§ **Task to carry out**
Retype all of the data exactly as given.

§ **Data provided**
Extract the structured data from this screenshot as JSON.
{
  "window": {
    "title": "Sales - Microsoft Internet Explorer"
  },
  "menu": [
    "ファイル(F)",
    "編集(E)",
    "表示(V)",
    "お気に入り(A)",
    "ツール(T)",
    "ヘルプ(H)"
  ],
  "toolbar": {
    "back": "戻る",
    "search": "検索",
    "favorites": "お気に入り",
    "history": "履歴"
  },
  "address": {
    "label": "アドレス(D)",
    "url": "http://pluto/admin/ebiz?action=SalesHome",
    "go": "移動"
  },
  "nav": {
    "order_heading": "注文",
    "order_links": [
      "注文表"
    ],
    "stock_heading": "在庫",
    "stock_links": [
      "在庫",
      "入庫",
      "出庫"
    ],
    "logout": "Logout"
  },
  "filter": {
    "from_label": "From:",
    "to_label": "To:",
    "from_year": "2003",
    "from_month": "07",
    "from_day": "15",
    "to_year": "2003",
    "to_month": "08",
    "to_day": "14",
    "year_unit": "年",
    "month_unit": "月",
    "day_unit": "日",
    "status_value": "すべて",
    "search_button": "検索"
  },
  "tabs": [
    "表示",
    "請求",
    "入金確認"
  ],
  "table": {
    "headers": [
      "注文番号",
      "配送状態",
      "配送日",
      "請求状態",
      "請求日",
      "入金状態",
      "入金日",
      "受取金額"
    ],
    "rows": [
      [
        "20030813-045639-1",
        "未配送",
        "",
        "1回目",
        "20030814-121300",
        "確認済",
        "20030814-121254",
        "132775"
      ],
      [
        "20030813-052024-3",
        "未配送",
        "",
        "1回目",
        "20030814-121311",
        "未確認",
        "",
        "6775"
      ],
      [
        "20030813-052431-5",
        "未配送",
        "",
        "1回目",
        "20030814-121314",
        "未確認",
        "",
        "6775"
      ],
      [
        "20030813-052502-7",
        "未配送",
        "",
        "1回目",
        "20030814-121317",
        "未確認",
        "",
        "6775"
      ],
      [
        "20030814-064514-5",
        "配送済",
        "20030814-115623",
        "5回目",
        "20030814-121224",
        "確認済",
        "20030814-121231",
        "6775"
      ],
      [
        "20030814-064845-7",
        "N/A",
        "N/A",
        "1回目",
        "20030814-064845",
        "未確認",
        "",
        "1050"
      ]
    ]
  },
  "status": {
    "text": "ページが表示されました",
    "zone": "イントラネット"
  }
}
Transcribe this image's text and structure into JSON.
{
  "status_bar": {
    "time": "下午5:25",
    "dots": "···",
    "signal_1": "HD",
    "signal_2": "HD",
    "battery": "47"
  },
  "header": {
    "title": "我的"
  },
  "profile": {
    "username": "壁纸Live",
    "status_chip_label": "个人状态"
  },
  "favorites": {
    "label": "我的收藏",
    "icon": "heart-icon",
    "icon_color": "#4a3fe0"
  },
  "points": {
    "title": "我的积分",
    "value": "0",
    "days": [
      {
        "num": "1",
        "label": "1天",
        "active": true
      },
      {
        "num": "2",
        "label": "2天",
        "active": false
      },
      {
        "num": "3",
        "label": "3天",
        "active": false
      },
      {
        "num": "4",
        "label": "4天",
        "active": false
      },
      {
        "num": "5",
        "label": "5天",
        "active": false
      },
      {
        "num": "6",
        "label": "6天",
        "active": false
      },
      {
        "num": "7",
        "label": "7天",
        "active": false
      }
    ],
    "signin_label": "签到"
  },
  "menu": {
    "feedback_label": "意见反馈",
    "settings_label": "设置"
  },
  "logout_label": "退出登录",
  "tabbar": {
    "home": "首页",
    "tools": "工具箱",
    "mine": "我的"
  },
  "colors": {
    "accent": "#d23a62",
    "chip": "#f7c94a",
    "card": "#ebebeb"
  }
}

§ **Finished exercise**
Extract the structured data from this screenshot as JSON.
{
  "window": {
    "title": "Sales - Microsoft Internet Explorer"
  },
  "menu": [
    "ファイル(F)",
    "編集(E)",
    "表示(V)",
    "お気に入り(A)",
    "ツール(T)",
    "ヘルプ(H)"
  ],
  "toolbar": {
    "back": "戻る",
    "search": "検索",
    "favorites": "お気に入り",
    "history": "履歴"
  },
  "address": {
    "label": "アドレス(D)",
    "url": "http://pluto/admin/ebiz?action=SalesHome",
    "go": "移動"
  },
  "nav": {
    "order_heading": "注文",
    "order_links": [
      "注文表"
    ],
    "stock_heading": "在庫",
    "stock_links": [
      "在庫",
      "入庫",
      "出庫"
    ],
    "logout": "Logout"
  },
  "filter": {
    "from_label": "From:",
    "to_label": "To:",
    "from_year": "2003",
    "from_month": "07",
    "from_day": "15",
    "to_year": "2003",
    "to_month": "08",
    "to_day": "14",
    "year_unit": "年",
    "month_unit": "月",
    "day_unit": "日",
    "status_value": "すべて",
    "search_button": "検索"
  },
  "tabs": [
    "表示",
    "請求",
    "入金確認"
  ],
  "table": {
    "headers": [
      "注文番号",
      "配送状態",
      "配送日",
      "請求状態",
      "請求日",
      "入金状態",
      "入金日",
      "受取金額"
    ],
    "rows": [
      [
        "20030813-045639-1",
        "未配送",
        "",
        "1回目",
        "20030814-121300",
        "確認済",
        "20030814-121254",
        "132775"
      ],
      [
        "20030813-052024-3",
        "未配送",
        "",
        "1回目",
        "20030814-121311",
        "未確認",
        "",
        "6775"
      ],
      [
        "20030813-052431-5",
        "未配送",
        "",
        "1回目",
        "20030814-121314",
        "未確認",
        "",
        "6775"
      ],
      [
        "20030813-052502-7",
        "未配送",
        "",
        "1回目",
        "20030814-121317",
        "未確認",
        "",
        "6775"
      ],
      [
        "20030814-064514-5",
        "配送済",
        "20030814-115623",
        "5回目",
        "20030814-121224",
        "確認済",
        "20030814-121231",
        "6775"
      ],
      [
        "20030814-064845-7",
        "N/A",
        "N/A",
        "1回目",
        "20030814-064845",
        "未確認",
        "",
        "1050"
      ]
    ]
  },
  "status": {
    "text": "ページが表示されました",
    "zone": "イントラネット"
  }
}
Transcribe this image's text and structure into JSON.
{
  "status_bar": {
    "time": "下午5:25",
    "dots": "···",
    "signal_1": "HD",
    "signal_2": "HD",
    "battery": "47"
  },
  "header": {
    "title": "我的"
  },
  "profile": {
    "username": "壁纸Live",
    "status_chip_label": "个人状态"
  },
  "favorites": {
    "label": "我的收藏",
    "icon": "heart-icon",
    "icon_color": "#4a3fe0"
  },
  "points": {
    "title": "我的积分",
    "value": "0",
    "days": [
      {
        "num": "1",
        "label": "1天",
        "active": true
      },
      {
        "num": "2",
        "label": "2天",
        "active": false
      },
      {
        "num": "3",
        "label": "3天",
        "active": false
      },
      {
        "num": "4",
        "label": "4天",
        "active": false
      },
      {
        "num": "5",
        "label": "5天",
        "active": false
      },
      {
        "num": "6",
        "label": "6天",
        "active": false
      },
      {
        "num": "7",
        "label": "7天",
        "active": false
      }
    ],
    "signin_label": "签到"
  },
  "menu": {
    "feedback_label": "意见反馈",
    "settings_label": "设置"
  },
  "logout_label": "退出登录",
  "tabbar": {
    "home": "首页",
    "tools": "工具箱",
    "mine": "我的"
  },
  "colors": {
    "accent": "#d23a62",
    "chip": "#f7c94a",
    "card": "#ebebeb"
  }
}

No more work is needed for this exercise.